Prompt 1:
Translate this sentence from the passage on The Desert Forges into German: "This first part of the show consists of four challenges out in the desert."
Prompt 2:
Pick up the passage on The Desert Forges after its final sentence and carry it on.

Reading passage:

◇ ◇ ◇ ◇ ◇ ◇ ◇

- Created by: Pierre Sportolaro
- Based on: Les Forges du Désert
- Presented by: Richard Fairbrass Gabrielle Richens
- Starring: Melanie Winiger as The Poetess
- Country of origin: France
- No. of series: 1
- No. of episodes: 10

Production
- Running time: 60 minutes (inc. adverts)
- Production companies: Grundy and Adventure Line Productions

Original release
- Network: Channel 5
- Release: 23 June – 25 August 2001

Related
- Fort Boyard The Crystal Maze

= The Desert Forges =

The Desert Forges is a game show set in the Wadi Rum desert region in Jordan. It was first aired on Channel 5 from 23 June to 25 August 2001. It is based on a French format called Les Forges du Désert, created by Pierre Sportolaro in 1999 and produced by Adventure Line Productions, also producers of Fort Boyard.

Each episode starts with two teams, each with two contestants, one male and one female. They are referred to as the green team and the orange team (identified by the colour of their clothing), and are usually a couple, friends, or brother and sister. Both teams go through a series of challenges, and the winning team gets the chance to win gold ingots, which they cast themselves from the Forges Room.

==UK cast==
The show was presented by Richard Fairbrass and Gabrielle Richens, with Melanie Winiger starring as the Poetess, ruler of the Palace.

Minor characters include Zioto who starts the time during the Palace challenges, Abdullah, the timekeeper in the Desert Duels who fires a rifle to indicate the start and end of the clock, the Forgemaster who runs the Forges Room, Zach and Ramm (identified by video cameras attached to their heads), who act as the "eyes and ears" of the Poetess and allow her to watch the progress made by the two teams, and Meliha, a guide who guides teams between houses in the Palace.

==Format==
The show is divided into three segments: the Desert Duels, The Palace and the Forges Room.

===Desert Duels===
This first part of the show consists of four challenges out in the desert. Some duels involve all four team members, but many are limited to two.

In the first game, team members compete to determine who gains control of a dagger, and the winner of each subsequent game takes or retains the dagger. The team with the dagger generally sets the standard for the other team to follow. Each duel won also gains a flame for the winning team, which they'll use in the second part of the show.

Many of the desert duels take the form of a staggered race – the team possessing the dagger starts by releasing a sand-timer, and the other team starts when that timer runs out. At the end of the race, the first starter releases another sand timer with the same amount of sand. If the second starter catches up with and tags the first starter during the race, or if they arrive before the second sand-timer runs out, they'll win; otherwise, the first starter wins.

Due to the roughness of some challenges, like the Mechanical Snake, one of the presenters will look after the dagger for the contestant until he or she finishes.

Duels include:

- The 7 Pillars: The male contestant from the first team has to jump as far as he can along a set of seven increasingly spaced pillars within one minute. His partner then hides the dagger in a box at the side of the pillar and, as long as the male contestant did not fall off the pillar, screws the box up tightly. The other team then jumps across the pillars to find the knife within one minute, pulling a rope revealing to their partner whether the dagger is in the box or not. If it is, the female player must unscrew it within the required time to win.

◇ ◇ ◇ ◇ ◇ ◇ ◇

Information supplied:
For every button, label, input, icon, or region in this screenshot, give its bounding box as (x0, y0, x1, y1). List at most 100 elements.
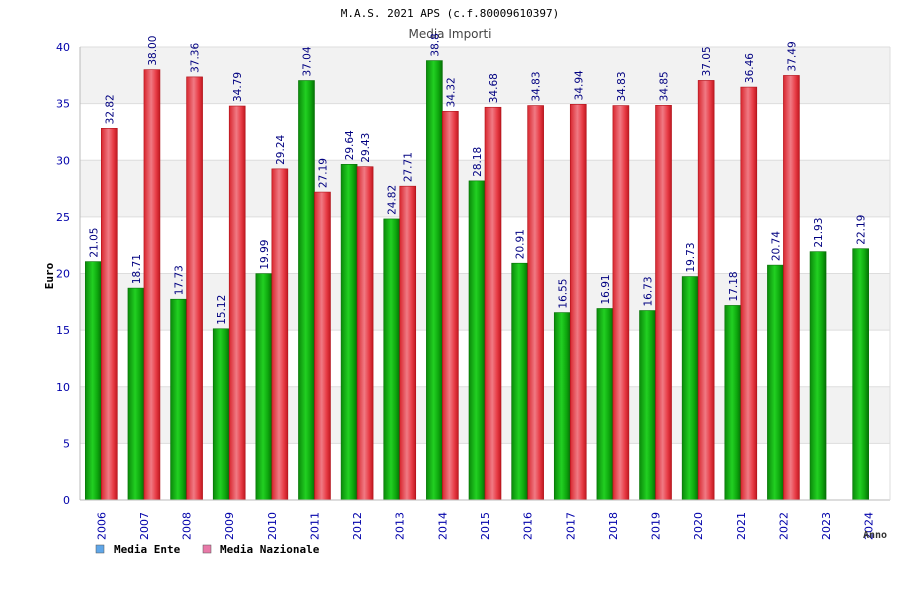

◇ ◇ ◇ ◇ ◇ ◇ ◇

Output 1:
Dieser erste Teil der Show besteht aus vier Herausforderungen draußen in der Wüste.

Output 2:
- The Well: The female contestant has to move the dagger through a track encased in a cage farther than her opponents can. The track is blocked by metal poles, which she must push using a thin rod. At the same time, her male partner is suspended upside-down with his head inside the "well", a tank of water. If he comes up for air, the female must stop and wait for him until he drops his head back in the tank. Each team has sixty seconds.
- 4 Charms: The female contestants perform a staggered race over an assault course. The contestants must collect four necklaces from posts in the course, before proceeding to the end. The necklaces are attached by clips which must be unscrewed before the necklace can be taken.
- Rope Bridge: The male contestant from each team start at opposites ends of a precarious rope bridge and have to traverse wooden boards separated two feet apart to reach the dagger in the middle.
- Water Carriers: One contestant from each team takes part in a staggered race, carrying two heavy containers of water over their back, suspended from a heavy rod. They must proceed through a series of obstacles to the end.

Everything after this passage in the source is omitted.